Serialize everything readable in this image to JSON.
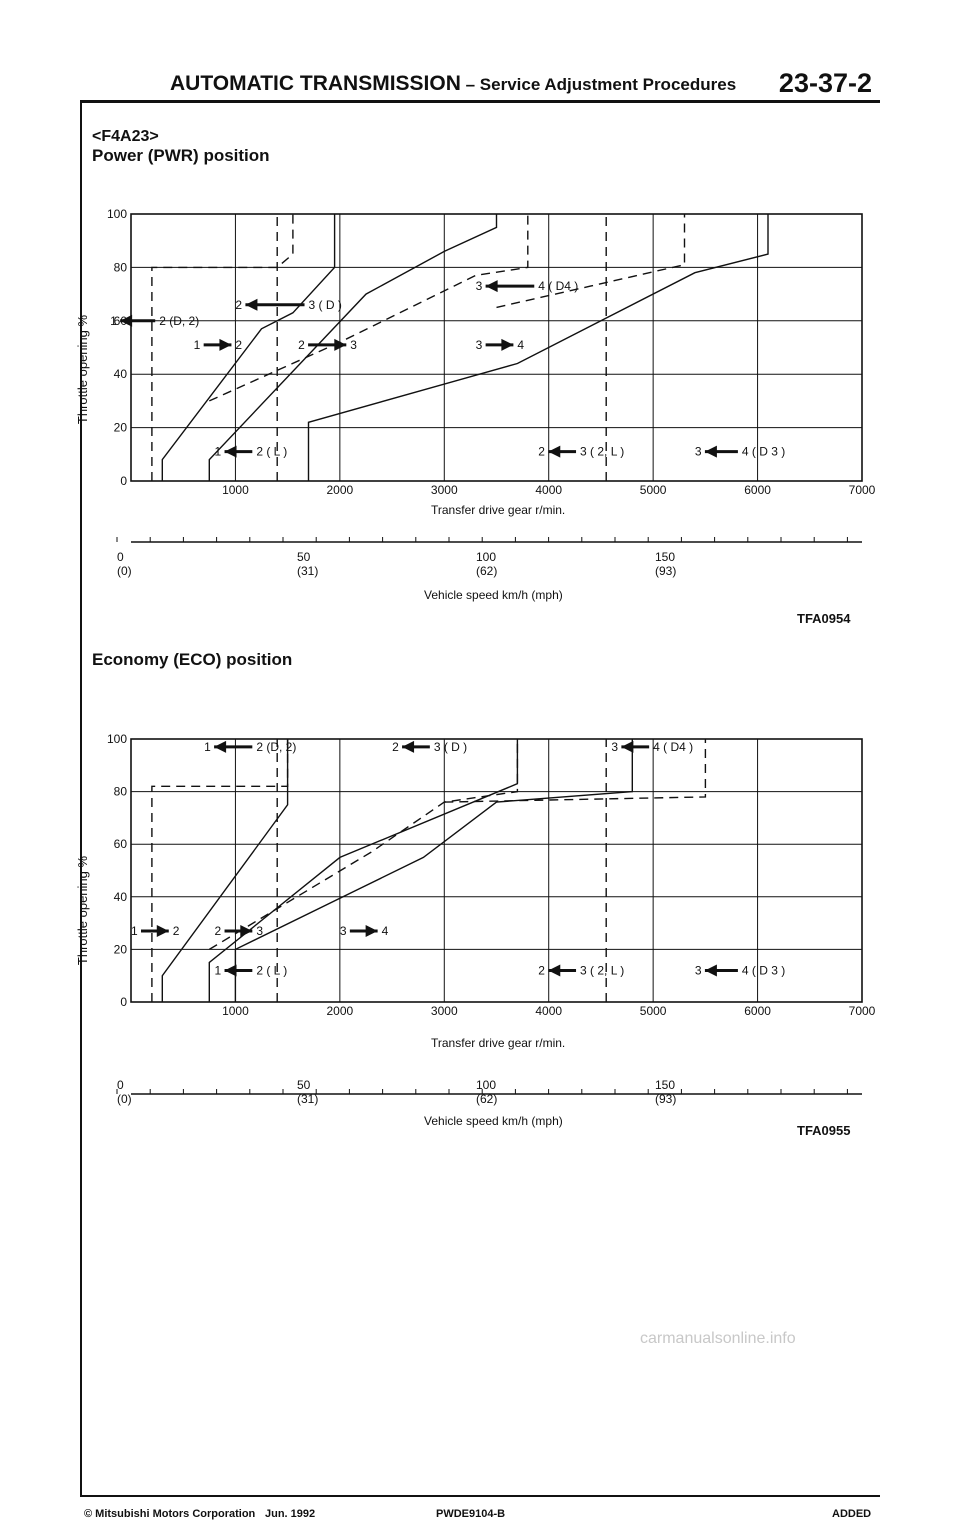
{
  "header": {
    "title_main": "AUTOMATIC TRANSMISSION",
    "title_sub": " – Service Adjustment Procedures",
    "page_number": "23-37-2"
  },
  "model_tag": "<F4A23>",
  "charts": [
    {
      "title": "Power (PWR) position",
      "figure_code": "TFA0954",
      "ylabel": "Throttle opening %",
      "xlabel": "Transfer drive gear r/min.",
      "speed_label": "Vehicle speed   km/h (mph)",
      "labels": [
        "2 (D, 2)",
        "3 ( D )",
        "4 ( D4 )",
        "2",
        "3",
        "4",
        "2 ( L )",
        "3 ( 2, L )",
        "4 ( D 3 )"
      ],
      "shift_nums": [
        "1",
        "2",
        "3",
        "1",
        "2",
        "3",
        "1",
        "2",
        "3"
      ]
    },
    {
      "title": "Economy (ECO) position",
      "figure_code": "TFA0955",
      "ylabel": "Throttle opening %",
      "xlabel": "Transfer drive gear r/min.",
      "speed_label": "Vehicle speed   km/h (mph)",
      "labels": [
        "2 (D, 2)",
        "3 ( D )",
        "4 ( D4 )",
        "2",
        "3",
        "4",
        "2 ( L )",
        "3 ( 2, L )",
        "4 ( D 3 )"
      ],
      "shift_nums": [
        "1",
        "2",
        "3",
        "1",
        "2",
        "3",
        "1",
        "2",
        "3"
      ]
    }
  ],
  "chart_data": [
    {
      "type": "line",
      "title": "Power (PWR) position",
      "xlabel": "Transfer drive gear r/min.",
      "ylabel": "Throttle opening %",
      "xlim": [
        0,
        7000
      ],
      "ylim": [
        0,
        100
      ],
      "x_ticks": [
        "1000",
        "2000",
        "3000",
        "4000",
        "5000",
        "6000",
        "7000"
      ],
      "y_ticks": [
        "0",
        "20",
        "40",
        "60",
        "80",
        "100"
      ],
      "secondary_axis": {
        "label": "Vehicle speed   km/h (mph)",
        "ticks": [
          "0",
          "50",
          "100",
          "150"
        ],
        "ticks_mph": [
          "(0)",
          "(31)",
          "(62)",
          "(93)"
        ]
      },
      "series": [
        {
          "name": "1→2 upshift",
          "style": "solid",
          "points": [
            [
              300,
              0
            ],
            [
              300,
              8
            ],
            [
              1250,
              57
            ],
            [
              1550,
              63
            ],
            [
              1950,
              80
            ],
            [
              1950,
              100
            ]
          ]
        },
        {
          "name": "2→1 downshift",
          "style": "dashed",
          "points": [
            [
              200,
              0
            ],
            [
              200,
              80
            ],
            [
              1400,
              80
            ],
            [
              1550,
              85
            ],
            [
              1550,
              100
            ]
          ]
        },
        {
          "name": "2→3 upshift",
          "style": "solid",
          "points": [
            [
              750,
              0
            ],
            [
              750,
              8
            ],
            [
              2250,
              70
            ],
            [
              3000,
              86
            ],
            [
              3500,
              95
            ],
            [
              3500,
              100
            ]
          ]
        },
        {
          "name": "3→2 downshift",
          "style": "dashed",
          "points": [
            [
              750,
              30
            ],
            [
              2000,
              52
            ],
            [
              3300,
              77
            ],
            [
              3800,
              80
            ],
            [
              3800,
              100
            ]
          ]
        },
        {
          "name": "3→4 upshift",
          "style": "solid",
          "points": [
            [
              1700,
              0
            ],
            [
              1700,
              22
            ],
            [
              3700,
              44
            ],
            [
              5400,
              78
            ],
            [
              6100,
              85
            ],
            [
              6100,
              100
            ]
          ]
        },
        {
          "name": "4→3 downshift",
          "style": "dashed",
          "points": [
            [
              3500,
              65
            ],
            [
              4400,
              73
            ],
            [
              5300,
              81
            ],
            [
              5300,
              100
            ]
          ]
        },
        {
          "name": "1-2 L hold",
          "style": "dashed",
          "points": [
            [
              1400,
              0
            ],
            [
              1400,
              100
            ]
          ]
        },
        {
          "name": "2-3 (2, L) hold",
          "style": "dashed",
          "points": [
            [
              4550,
              0
            ],
            [
              4550,
              100
            ]
          ]
        }
      ]
    },
    {
      "type": "line",
      "title": "Economy (ECO) position",
      "xlabel": "Transfer drive gear r/min.",
      "ylabel": "Throttle opening %",
      "xlim": [
        0,
        7000
      ],
      "ylim": [
        0,
        100
      ],
      "x_ticks": [
        "1000",
        "2000",
        "3000",
        "4000",
        "5000",
        "6000",
        "7000"
      ],
      "y_ticks": [
        "0",
        "20",
        "40",
        "60",
        "80",
        "100"
      ],
      "secondary_axis": {
        "label": "Vehicle speed   km/h (mph)",
        "ticks": [
          "0",
          "50",
          "100",
          "150"
        ],
        "ticks_mph": [
          "(0)",
          "(31)",
          "(62)",
          "(93)"
        ]
      },
      "series": [
        {
          "name": "1→2 upshift",
          "style": "solid",
          "points": [
            [
              300,
              0
            ],
            [
              300,
              10
            ],
            [
              1500,
              75
            ],
            [
              1500,
              100
            ]
          ]
        },
        {
          "name": "2→1 downshift",
          "style": "dashed",
          "points": [
            [
              200,
              0
            ],
            [
              200,
              82
            ],
            [
              1500,
              82
            ],
            [
              1500,
              100
            ]
          ]
        },
        {
          "name": "2→3 upshift",
          "style": "solid",
          "points": [
            [
              750,
              0
            ],
            [
              750,
              15
            ],
            [
              2000,
              55
            ],
            [
              3700,
              83
            ],
            [
              3700,
              100
            ]
          ]
        },
        {
          "name": "3→2 downshift",
          "style": "dashed",
          "points": [
            [
              750,
              20
            ],
            [
              2300,
              57
            ],
            [
              3000,
              76
            ],
            [
              3700,
              80
            ],
            [
              3700,
              100
            ]
          ]
        },
        {
          "name": "3→4 upshift",
          "style": "solid",
          "points": [
            [
              1000,
              0
            ],
            [
              1000,
              20
            ],
            [
              2800,
              55
            ],
            [
              3500,
              76
            ],
            [
              4800,
              80
            ],
            [
              4800,
              100
            ]
          ]
        },
        {
          "name": "4→3 downshift",
          "style": "dashed",
          "points": [
            [
              3000,
              76
            ],
            [
              5500,
              78
            ],
            [
              5500,
              100
            ]
          ]
        },
        {
          "name": "1-2 L hold",
          "style": "dashed",
          "points": [
            [
              1400,
              0
            ],
            [
              1400,
              100
            ]
          ]
        },
        {
          "name": "2-3 (2, L) hold",
          "style": "dashed",
          "points": [
            [
              4550,
              0
            ],
            [
              4550,
              100
            ]
          ]
        }
      ]
    }
  ],
  "footer": {
    "copyright": "© Mitsubishi Motors Corporation",
    "date": "Jun. 1992",
    "doc_code": "PWDE9104-B",
    "status": "ADDED"
  },
  "watermark": "carmanualsonline.info"
}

OBJECTIVE: From the material above, copy everything exactly but the pictures.

RESPONSE TO THE TASK:
Serialize everything readable in this image to JSON.
{
  "header": {
    "title_main": "AUTOMATIC TRANSMISSION",
    "title_sub": " – Service Adjustment Procedures",
    "page_number": "23-37-2"
  },
  "model_tag": "<F4A23>",
  "charts": [
    {
      "title": "Power (PWR) position",
      "figure_code": "TFA0954",
      "ylabel": "Throttle opening %",
      "xlabel": "Transfer drive gear r/min.",
      "speed_label": "Vehicle speed   km/h (mph)",
      "labels": [
        "2 (D, 2)",
        "3 ( D )",
        "4 ( D4 )",
        "2",
        "3",
        "4",
        "2 ( L )",
        "3 ( 2, L )",
        "4 ( D 3 )"
      ],
      "shift_nums": [
        "1",
        "2",
        "3",
        "1",
        "2",
        "3",
        "1",
        "2",
        "3"
      ]
    },
    {
      "title": "Economy (ECO) position",
      "figure_code": "TFA0955",
      "ylabel": "Throttle opening %",
      "xlabel": "Transfer drive gear r/min.",
      "speed_label": "Vehicle speed   km/h (mph)",
      "labels": [
        "2 (D, 2)",
        "3 ( D )",
        "4 ( D4 )",
        "2",
        "3",
        "4",
        "2 ( L )",
        "3 ( 2, L )",
        "4 ( D 3 )"
      ],
      "shift_nums": [
        "1",
        "2",
        "3",
        "1",
        "2",
        "3",
        "1",
        "2",
        "3"
      ]
    }
  ],
  "chart_data": [
    {
      "type": "line",
      "title": "Power (PWR) position",
      "xlabel": "Transfer drive gear r/min.",
      "ylabel": "Throttle opening %",
      "xlim": [
        0,
        7000
      ],
      "ylim": [
        0,
        100
      ],
      "x_ticks": [
        "1000",
        "2000",
        "3000",
        "4000",
        "5000",
        "6000",
        "7000"
      ],
      "y_ticks": [
        "0",
        "20",
        "40",
        "60",
        "80",
        "100"
      ],
      "secondary_axis": {
        "label": "Vehicle speed   km/h (mph)",
        "ticks": [
          "0",
          "50",
          "100",
          "150"
        ],
        "ticks_mph": [
          "(0)",
          "(31)",
          "(62)",
          "(93)"
        ]
      },
      "series": [
        {
          "name": "1→2 upshift",
          "style": "solid",
          "points": [
            [
              300,
              0
            ],
            [
              300,
              8
            ],
            [
              1250,
              57
            ],
            [
              1550,
              63
            ],
            [
              1950,
              80
            ],
            [
              1950,
              100
            ]
          ]
        },
        {
          "name": "2→1 downshift",
          "style": "dashed",
          "points": [
            [
              200,
              0
            ],
            [
              200,
              80
            ],
            [
              1400,
              80
            ],
            [
              1550,
              85
            ],
            [
              1550,
              100
            ]
          ]
        },
        {
          "name": "2→3 upshift",
          "style": "solid",
          "points": [
            [
              750,
              0
            ],
            [
              750,
              8
            ],
            [
              2250,
              70
            ],
            [
              3000,
              86
            ],
            [
              3500,
              95
            ],
            [
              3500,
              100
            ]
          ]
        },
        {
          "name": "3→2 downshift",
          "style": "dashed",
          "points": [
            [
              750,
              30
            ],
            [
              2000,
              52
            ],
            [
              3300,
              77
            ],
            [
              3800,
              80
            ],
            [
              3800,
              100
            ]
          ]
        },
        {
          "name": "3→4 upshift",
          "style": "solid",
          "points": [
            [
              1700,
              0
            ],
            [
              1700,
              22
            ],
            [
              3700,
              44
            ],
            [
              5400,
              78
            ],
            [
              6100,
              85
            ],
            [
              6100,
              100
            ]
          ]
        },
        {
          "name": "4→3 downshift",
          "style": "dashed",
          "points": [
            [
              3500,
              65
            ],
            [
              4400,
              73
            ],
            [
              5300,
              81
            ],
            [
              5300,
              100
            ]
          ]
        },
        {
          "name": "1-2 L hold",
          "style": "dashed",
          "points": [
            [
              1400,
              0
            ],
            [
              1400,
              100
            ]
          ]
        },
        {
          "name": "2-3 (2, L) hold",
          "style": "dashed",
          "points": [
            [
              4550,
              0
            ],
            [
              4550,
              100
            ]
          ]
        }
      ]
    },
    {
      "type": "line",
      "title": "Economy (ECO) position",
      "xlabel": "Transfer drive gear r/min.",
      "ylabel": "Throttle opening %",
      "xlim": [
        0,
        7000
      ],
      "ylim": [
        0,
        100
      ],
      "x_ticks": [
        "1000",
        "2000",
        "3000",
        "4000",
        "5000",
        "6000",
        "7000"
      ],
      "y_ticks": [
        "0",
        "20",
        "40",
        "60",
        "80",
        "100"
      ],
      "secondary_axis": {
        "label": "Vehicle speed   km/h (mph)",
        "ticks": [
          "0",
          "50",
          "100",
          "150"
        ],
        "ticks_mph": [
          "(0)",
          "(31)",
          "(62)",
          "(93)"
        ]
      },
      "series": [
        {
          "name": "1→2 upshift",
          "style": "solid",
          "points": [
            [
              300,
              0
            ],
            [
              300,
              10
            ],
            [
              1500,
              75
            ],
            [
              1500,
              100
            ]
          ]
        },
        {
          "name": "2→1 downshift",
          "style": "dashed",
          "points": [
            [
              200,
              0
            ],
            [
              200,
              82
            ],
            [
              1500,
              82
            ],
            [
              1500,
              100
            ]
          ]
        },
        {
          "name": "2→3 upshift",
          "style": "solid",
          "points": [
            [
              750,
              0
            ],
            [
              750,
              15
            ],
            [
              2000,
              55
            ],
            [
              3700,
              83
            ],
            [
              3700,
              100
            ]
          ]
        },
        {
          "name": "3→2 downshift",
          "style": "dashed",
          "points": [
            [
              750,
              20
            ],
            [
              2300,
              57
            ],
            [
              3000,
              76
            ],
            [
              3700,
              80
            ],
            [
              3700,
              100
            ]
          ]
        },
        {
          "name": "3→4 upshift",
          "style": "solid",
          "points": [
            [
              1000,
              0
            ],
            [
              1000,
              20
            ],
            [
              2800,
              55
            ],
            [
              3500,
              76
            ],
            [
              4800,
              80
            ],
            [
              4800,
              100
            ]
          ]
        },
        {
          "name": "4→3 downshift",
          "style": "dashed",
          "points": [
            [
              3000,
              76
            ],
            [
              5500,
              78
            ],
            [
              5500,
              100
            ]
          ]
        },
        {
          "name": "1-2 L hold",
          "style": "dashed",
          "points": [
            [
              1400,
              0
            ],
            [
              1400,
              100
            ]
          ]
        },
        {
          "name": "2-3 (2, L) hold",
          "style": "dashed",
          "points": [
            [
              4550,
              0
            ],
            [
              4550,
              100
            ]
          ]
        }
      ]
    }
  ],
  "footer": {
    "copyright": "© Mitsubishi Motors Corporation",
    "date": "Jun. 1992",
    "doc_code": "PWDE9104-B",
    "status": "ADDED"
  },
  "watermark": "carmanualsonline.info"
}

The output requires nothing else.